[Source material start]

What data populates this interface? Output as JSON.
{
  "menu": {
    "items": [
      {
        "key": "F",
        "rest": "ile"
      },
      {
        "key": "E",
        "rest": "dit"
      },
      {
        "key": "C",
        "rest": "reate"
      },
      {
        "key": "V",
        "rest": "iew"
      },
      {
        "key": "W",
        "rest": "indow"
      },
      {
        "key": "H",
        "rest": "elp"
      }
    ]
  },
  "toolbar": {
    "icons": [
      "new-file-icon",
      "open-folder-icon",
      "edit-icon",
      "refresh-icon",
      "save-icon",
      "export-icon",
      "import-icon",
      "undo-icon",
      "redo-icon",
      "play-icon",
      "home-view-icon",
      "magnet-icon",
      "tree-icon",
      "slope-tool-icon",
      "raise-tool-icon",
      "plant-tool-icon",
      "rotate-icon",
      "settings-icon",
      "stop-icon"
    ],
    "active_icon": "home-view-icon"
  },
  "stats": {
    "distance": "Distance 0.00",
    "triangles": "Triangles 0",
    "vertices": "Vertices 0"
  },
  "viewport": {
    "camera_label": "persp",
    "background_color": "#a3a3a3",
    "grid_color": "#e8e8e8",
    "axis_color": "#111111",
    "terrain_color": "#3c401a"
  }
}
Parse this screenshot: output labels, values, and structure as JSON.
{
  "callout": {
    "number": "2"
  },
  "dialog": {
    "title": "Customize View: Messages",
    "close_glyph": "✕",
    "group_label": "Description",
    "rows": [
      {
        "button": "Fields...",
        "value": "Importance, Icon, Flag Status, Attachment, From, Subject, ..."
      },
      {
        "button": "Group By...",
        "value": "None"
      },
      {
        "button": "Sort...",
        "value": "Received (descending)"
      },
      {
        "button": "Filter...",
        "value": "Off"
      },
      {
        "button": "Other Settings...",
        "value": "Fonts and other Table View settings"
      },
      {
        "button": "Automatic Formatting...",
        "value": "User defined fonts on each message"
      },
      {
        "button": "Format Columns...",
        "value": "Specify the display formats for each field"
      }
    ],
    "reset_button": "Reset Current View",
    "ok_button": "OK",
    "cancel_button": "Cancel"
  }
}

[Source material end]

Exercise | Report the number of lines above containing the word "home", with no other text.

Solution to this exercise | 2